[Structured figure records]
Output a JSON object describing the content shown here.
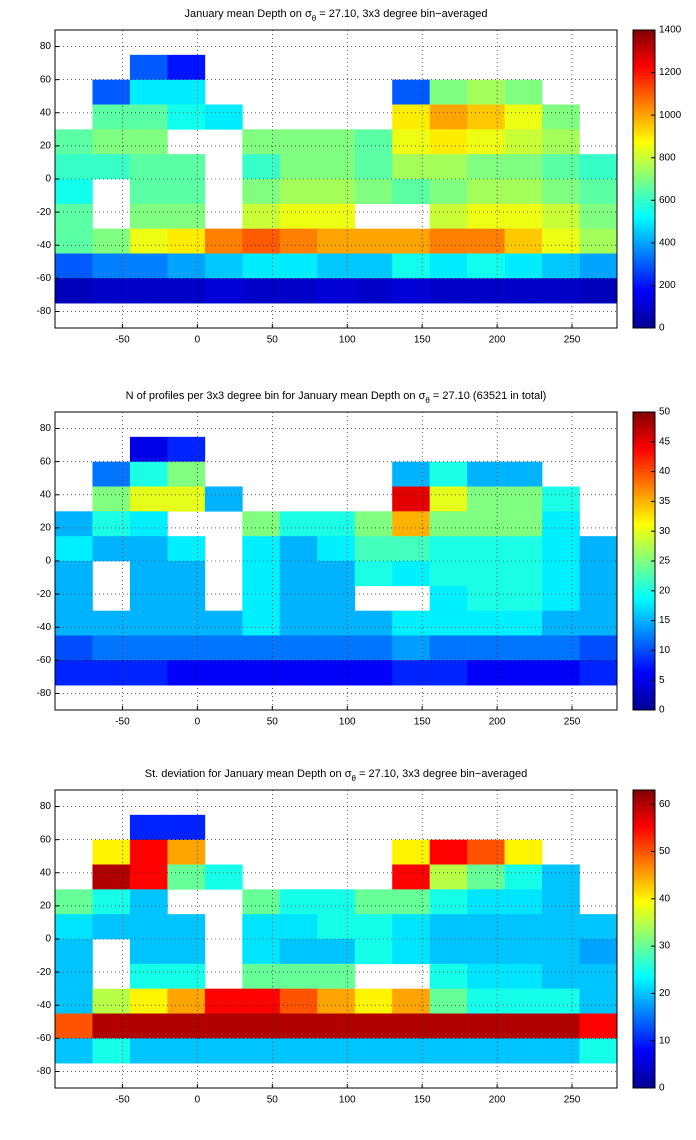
{
  "chart_data": [
    {
      "type": "heatmap",
      "title": [
        "January mean Depth on σ",
        "θ",
        " = 27.10, 3x3 degree bin−averaged"
      ],
      "xlim": [
        -95,
        280
      ],
      "ylim": [
        -90,
        90
      ],
      "xticks": [
        -50,
        0,
        50,
        100,
        150,
        200,
        250
      ],
      "yticks": [
        -80,
        -60,
        -40,
        -20,
        0,
        20,
        40,
        60,
        80
      ],
      "grid": true,
      "colormap": "jet",
      "clim": [
        0,
        1400
      ],
      "cticks": [
        0,
        200,
        400,
        600,
        800,
        1000,
        1200,
        1400
      ],
      "x_edges": [
        -95,
        -70,
        -45,
        -20,
        5,
        30,
        55,
        80,
        105,
        130,
        155,
        180,
        205,
        230,
        255,
        280
      ],
      "y_edges": [
        90,
        75,
        60,
        45,
        30,
        15,
        0,
        -15,
        -30,
        -45,
        -60,
        -75,
        -90
      ],
      "values": [
        [
          null,
          null,
          null,
          null,
          null,
          null,
          null,
          null,
          null,
          null,
          null,
          null,
          null,
          null,
          null
        ],
        [
          null,
          null,
          300,
          200,
          null,
          null,
          null,
          null,
          null,
          null,
          null,
          null,
          null,
          null,
          null
        ],
        [
          null,
          300,
          500,
          500,
          null,
          null,
          null,
          null,
          null,
          300,
          700,
          750,
          700,
          null,
          null
        ],
        [
          null,
          650,
          650,
          550,
          500,
          null,
          null,
          null,
          null,
          900,
          1000,
          950,
          850,
          700,
          null
        ],
        [
          650,
          700,
          700,
          null,
          null,
          700,
          700,
          700,
          650,
          850,
          900,
          850,
          800,
          750,
          null
        ],
        [
          600,
          600,
          650,
          650,
          null,
          600,
          700,
          700,
          650,
          750,
          750,
          700,
          700,
          650,
          600
        ],
        [
          550,
          null,
          650,
          650,
          null,
          700,
          750,
          750,
          700,
          650,
          700,
          750,
          750,
          700,
          650
        ],
        [
          650,
          null,
          700,
          700,
          null,
          800,
          850,
          850,
          null,
          null,
          800,
          850,
          850,
          800,
          700
        ],
        [
          650,
          700,
          850,
          900,
          1050,
          1100,
          1050,
          1000,
          1000,
          1000,
          1050,
          1050,
          950,
          850,
          750
        ],
        [
          300,
          350,
          350,
          400,
          450,
          500,
          500,
          450,
          450,
          550,
          500,
          550,
          500,
          450,
          400
        ],
        [
          80,
          100,
          100,
          100,
          120,
          100,
          100,
          120,
          100,
          120,
          100,
          100,
          100,
          100,
          80
        ],
        [
          null,
          null,
          null,
          null,
          null,
          null,
          null,
          null,
          null,
          null,
          null,
          null,
          null,
          null,
          null
        ]
      ]
    },
    {
      "type": "heatmap",
      "title": [
        "N of profiles per 3x3 degree bin for January mean Depth on σ",
        "θ",
        " = 27.10 (63521 in total)"
      ],
      "xlim": [
        -95,
        280
      ],
      "ylim": [
        -90,
        90
      ],
      "xticks": [
        -50,
        0,
        50,
        100,
        150,
        200,
        250
      ],
      "yticks": [
        -80,
        -60,
        -40,
        -20,
        0,
        20,
        40,
        60,
        80
      ],
      "grid": true,
      "colormap": "jet",
      "clim": [
        0,
        50
      ],
      "cticks": [
        0,
        5,
        10,
        15,
        20,
        25,
        30,
        35,
        40,
        45,
        50
      ],
      "x_edges": [
        -95,
        -70,
        -45,
        -20,
        5,
        30,
        55,
        80,
        105,
        130,
        155,
        180,
        205,
        230,
        255,
        280
      ],
      "y_edges": [
        90,
        75,
        60,
        45,
        30,
        15,
        0,
        -15,
        -30,
        -45,
        -60,
        -75,
        -90
      ],
      "values": [
        [
          null,
          null,
          null,
          null,
          null,
          null,
          null,
          null,
          null,
          null,
          null,
          null,
          null,
          null,
          null
        ],
        [
          null,
          null,
          5,
          8,
          null,
          null,
          null,
          null,
          null,
          null,
          null,
          null,
          null,
          null,
          null
        ],
        [
          null,
          12,
          20,
          25,
          null,
          null,
          null,
          null,
          null,
          15,
          20,
          15,
          15,
          null,
          null
        ],
        [
          null,
          25,
          30,
          30,
          15,
          null,
          null,
          null,
          null,
          45,
          30,
          25,
          25,
          20,
          null
        ],
        [
          15,
          20,
          18,
          null,
          null,
          25,
          20,
          20,
          25,
          35,
          25,
          25,
          25,
          18,
          null
        ],
        [
          18,
          15,
          15,
          18,
          null,
          18,
          15,
          18,
          22,
          22,
          20,
          20,
          20,
          18,
          15
        ],
        [
          15,
          null,
          15,
          15,
          null,
          18,
          15,
          15,
          20,
          18,
          20,
          20,
          20,
          18,
          15
        ],
        [
          15,
          null,
          15,
          15,
          null,
          18,
          15,
          15,
          null,
          null,
          18,
          20,
          20,
          18,
          15
        ],
        [
          15,
          15,
          15,
          15,
          15,
          18,
          15,
          15,
          15,
          18,
          18,
          18,
          18,
          15,
          15
        ],
        [
          10,
          12,
          12,
          12,
          12,
          12,
          12,
          12,
          12,
          14,
          12,
          12,
          12,
          12,
          10
        ],
        [
          8,
          8,
          8,
          6,
          6,
          6,
          6,
          6,
          6,
          8,
          8,
          6,
          6,
          6,
          8
        ],
        [
          null,
          null,
          null,
          null,
          null,
          null,
          null,
          null,
          null,
          null,
          null,
          null,
          null,
          null,
          null
        ]
      ]
    },
    {
      "type": "heatmap",
      "title": [
        "St. deviation for January mean Depth on σ",
        "θ",
        " = 27.10, 3x3 degree bin−averaged"
      ],
      "xlim": [
        -95,
        280
      ],
      "ylim": [
        -90,
        90
      ],
      "xticks": [
        -50,
        0,
        50,
        100,
        150,
        200,
        250
      ],
      "yticks": [
        -80,
        -60,
        -40,
        -20,
        0,
        20,
        40,
        60,
        80
      ],
      "grid": true,
      "colormap": "jet",
      "clim": [
        0,
        63
      ],
      "cticks": [
        0,
        10,
        20,
        30,
        40,
        50,
        60
      ],
      "x_edges": [
        -95,
        -70,
        -45,
        -20,
        5,
        30,
        55,
        80,
        105,
        130,
        155,
        180,
        205,
        230,
        255,
        280
      ],
      "y_edges": [
        90,
        75,
        60,
        45,
        30,
        15,
        0,
        -15,
        -30,
        -45,
        -60,
        -75,
        -90
      ],
      "values": [
        [
          null,
          null,
          null,
          null,
          null,
          null,
          null,
          null,
          null,
          null,
          null,
          null,
          null,
          null,
          null
        ],
        [
          null,
          null,
          10,
          10,
          null,
          null,
          null,
          null,
          null,
          null,
          null,
          null,
          null,
          null,
          null
        ],
        [
          null,
          40,
          55,
          45,
          null,
          null,
          null,
          null,
          null,
          40,
          55,
          50,
          40,
          null,
          null
        ],
        [
          null,
          60,
          55,
          30,
          25,
          null,
          null,
          null,
          null,
          55,
          35,
          30,
          25,
          20,
          null
        ],
        [
          30,
          25,
          20,
          null,
          null,
          30,
          25,
          25,
          30,
          30,
          25,
          22,
          22,
          20,
          null
        ],
        [
          22,
          20,
          20,
          20,
          null,
          22,
          22,
          25,
          25,
          22,
          20,
          20,
          20,
          20,
          20
        ],
        [
          20,
          null,
          20,
          20,
          null,
          22,
          20,
          20,
          25,
          22,
          20,
          20,
          20,
          20,
          18
        ],
        [
          20,
          null,
          25,
          25,
          null,
          30,
          30,
          30,
          null,
          null,
          25,
          22,
          22,
          20,
          20
        ],
        [
          20,
          35,
          40,
          45,
          55,
          55,
          50,
          45,
          40,
          45,
          30,
          25,
          25,
          25,
          20
        ],
        [
          50,
          60,
          60,
          60,
          60,
          60,
          60,
          60,
          60,
          60,
          60,
          60,
          60,
          60,
          55
        ],
        [
          20,
          25,
          20,
          20,
          20,
          20,
          20,
          20,
          20,
          20,
          20,
          20,
          20,
          20,
          25
        ],
        [
          null,
          null,
          null,
          null,
          null,
          null,
          null,
          null,
          null,
          null,
          null,
          null,
          null,
          null,
          null
        ]
      ]
    }
  ]
}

■ **TASK GOAL**: In the entries above, how many lines contain the word "mean"? Answer with the number only.

■ **CORRECT RESULT**: 3